# Stated task:
The records below must be transcribed exactly. Do not include the pictures.

# Input for this task:
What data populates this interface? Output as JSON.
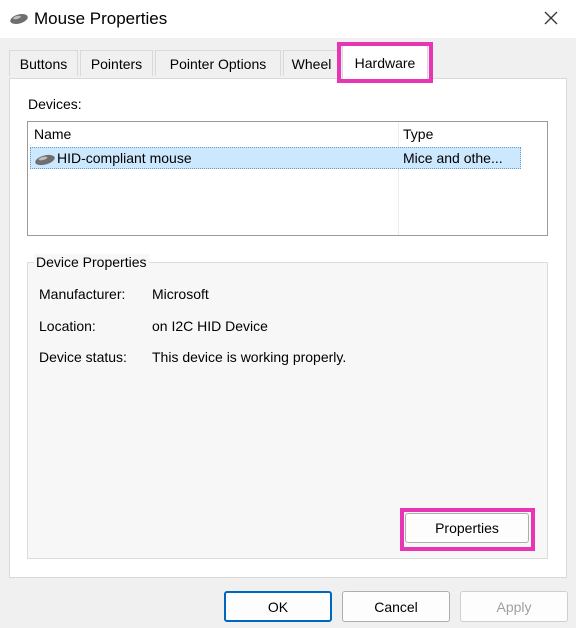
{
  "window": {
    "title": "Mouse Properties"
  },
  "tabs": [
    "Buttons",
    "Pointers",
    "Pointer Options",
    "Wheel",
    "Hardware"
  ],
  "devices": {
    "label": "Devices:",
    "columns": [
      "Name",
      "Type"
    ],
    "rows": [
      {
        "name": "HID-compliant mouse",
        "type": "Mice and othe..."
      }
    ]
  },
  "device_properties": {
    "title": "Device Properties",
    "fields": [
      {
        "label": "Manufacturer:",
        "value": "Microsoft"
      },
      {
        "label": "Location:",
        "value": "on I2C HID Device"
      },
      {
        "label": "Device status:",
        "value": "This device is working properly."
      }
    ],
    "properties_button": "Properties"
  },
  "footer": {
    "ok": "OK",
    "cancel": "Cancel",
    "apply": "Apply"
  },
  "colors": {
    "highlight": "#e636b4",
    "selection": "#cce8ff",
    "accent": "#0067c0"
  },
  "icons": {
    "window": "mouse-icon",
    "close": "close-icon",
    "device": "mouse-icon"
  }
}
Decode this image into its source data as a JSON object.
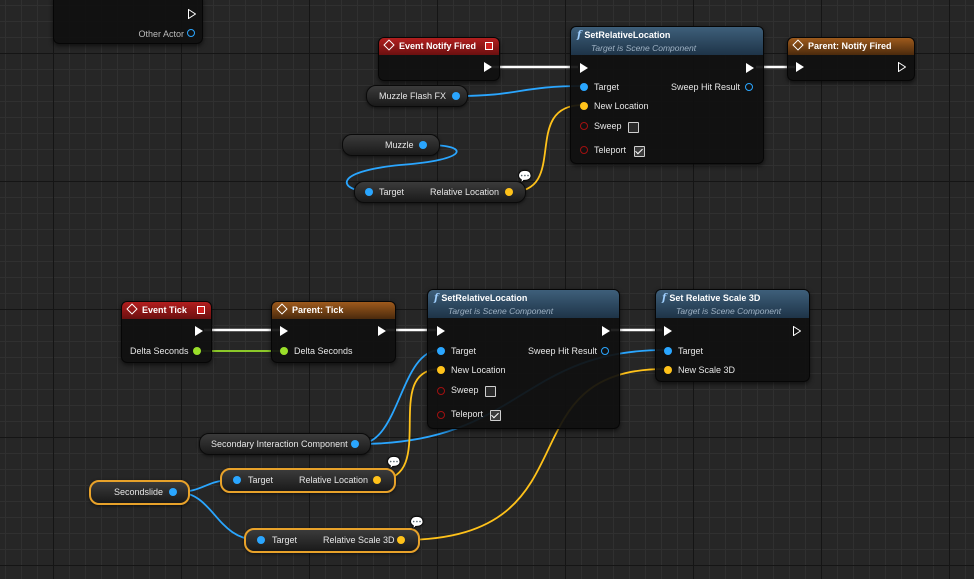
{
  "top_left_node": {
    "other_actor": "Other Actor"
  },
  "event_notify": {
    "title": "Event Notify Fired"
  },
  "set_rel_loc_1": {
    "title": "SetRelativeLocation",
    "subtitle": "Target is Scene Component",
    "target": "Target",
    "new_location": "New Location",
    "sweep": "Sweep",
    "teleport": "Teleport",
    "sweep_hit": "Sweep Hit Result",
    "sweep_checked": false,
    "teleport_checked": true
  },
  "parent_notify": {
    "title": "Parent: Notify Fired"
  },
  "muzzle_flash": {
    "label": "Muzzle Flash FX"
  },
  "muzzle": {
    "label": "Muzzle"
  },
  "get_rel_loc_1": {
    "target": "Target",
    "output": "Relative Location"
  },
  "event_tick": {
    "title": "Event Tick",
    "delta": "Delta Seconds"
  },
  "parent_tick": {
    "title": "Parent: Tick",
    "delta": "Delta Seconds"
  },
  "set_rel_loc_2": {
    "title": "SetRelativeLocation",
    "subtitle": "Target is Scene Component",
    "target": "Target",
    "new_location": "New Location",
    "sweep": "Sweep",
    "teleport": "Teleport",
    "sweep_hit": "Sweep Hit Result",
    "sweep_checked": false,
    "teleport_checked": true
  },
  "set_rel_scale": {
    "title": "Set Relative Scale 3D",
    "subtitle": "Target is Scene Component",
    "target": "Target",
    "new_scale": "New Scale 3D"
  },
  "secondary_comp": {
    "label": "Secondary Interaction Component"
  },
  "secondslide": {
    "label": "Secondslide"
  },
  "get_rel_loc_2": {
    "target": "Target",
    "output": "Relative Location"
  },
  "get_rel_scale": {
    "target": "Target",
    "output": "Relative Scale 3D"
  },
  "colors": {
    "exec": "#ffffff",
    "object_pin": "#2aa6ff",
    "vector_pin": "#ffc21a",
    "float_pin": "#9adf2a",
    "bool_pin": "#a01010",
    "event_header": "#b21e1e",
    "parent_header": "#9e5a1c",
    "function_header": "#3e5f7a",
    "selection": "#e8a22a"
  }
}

# Correct output:
What data populates this interface? Output as JSON.
{
  "window": {
    "title": "Mouse Properties"
  },
  "tabs": [
    "Buttons",
    "Pointers",
    "Pointer Options",
    "Wheel",
    "Hardware"
  ],
  "devices": {
    "label": "Devices:",
    "columns": [
      "Name",
      "Type"
    ],
    "rows": [
      {
        "name": "HID-compliant mouse",
        "type": "Mice and othe..."
      }
    ]
  },
  "device_properties": {
    "title": "Device Properties",
    "fields": [
      {
        "label": "Manufacturer:",
        "value": "Microsoft"
      },
      {
        "label": "Location:",
        "value": "on I2C HID Device"
      },
      {
        "label": "Device status:",
        "value": "This device is working properly."
      }
    ],
    "properties_button": "Properties"
  },
  "footer": {
    "ok": "OK",
    "cancel": "Cancel",
    "apply": "Apply"
  },
  "colors": {
    "highlight": "#e636b4",
    "selection": "#cce8ff",
    "accent": "#0067c0"
  },
  "icons": {
    "window": "mouse-icon",
    "close": "close-icon",
    "device": "mouse-icon"
  }
}
Decode this image into its source data as a JSON object.
{
  "top_left_node": {
    "other_actor": "Other Actor"
  },
  "event_notify": {
    "title": "Event Notify Fired"
  },
  "set_rel_loc_1": {
    "title": "SetRelativeLocation",
    "subtitle": "Target is Scene Component",
    "target": "Target",
    "new_location": "New Location",
    "sweep": "Sweep",
    "teleport": "Teleport",
    "sweep_hit": "Sweep Hit Result",
    "sweep_checked": false,
    "teleport_checked": true
  },
  "parent_notify": {
    "title": "Parent: Notify Fired"
  },
  "muzzle_flash": {
    "label": "Muzzle Flash FX"
  },
  "muzzle": {
    "label": "Muzzle"
  },
  "get_rel_loc_1": {
    "target": "Target",
    "output": "Relative Location"
  },
  "event_tick": {
    "title": "Event Tick",
    "delta": "Delta Seconds"
  },
  "parent_tick": {
    "title": "Parent: Tick",
    "delta": "Delta Seconds"
  },
  "set_rel_loc_2": {
    "title": "SetRelativeLocation",
    "subtitle": "Target is Scene Component",
    "target": "Target",
    "new_location": "New Location",
    "sweep": "Sweep",
    "teleport": "Teleport",
    "sweep_hit": "Sweep Hit Result",
    "sweep_checked": false,
    "teleport_checked": true
  },
  "set_rel_scale": {
    "title": "Set Relative Scale 3D",
    "subtitle": "Target is Scene Component",
    "target": "Target",
    "new_scale": "New Scale 3D"
  },
  "secondary_comp": {
    "label": "Secondary Interaction Component"
  },
  "secondslide": {
    "label": "Secondslide"
  },
  "get_rel_loc_2": {
    "target": "Target",
    "output": "Relative Location"
  },
  "get_rel_scale": {
    "target": "Target",
    "output": "Relative Scale 3D"
  },
  "colors": {
    "exec": "#ffffff",
    "object_pin": "#2aa6ff",
    "vector_pin": "#ffc21a",
    "float_pin": "#9adf2a",
    "bool_pin": "#a01010",
    "event_header": "#b21e1e",
    "parent_header": "#9e5a1c",
    "function_header": "#3e5f7a",
    "selection": "#e8a22a"
  }
}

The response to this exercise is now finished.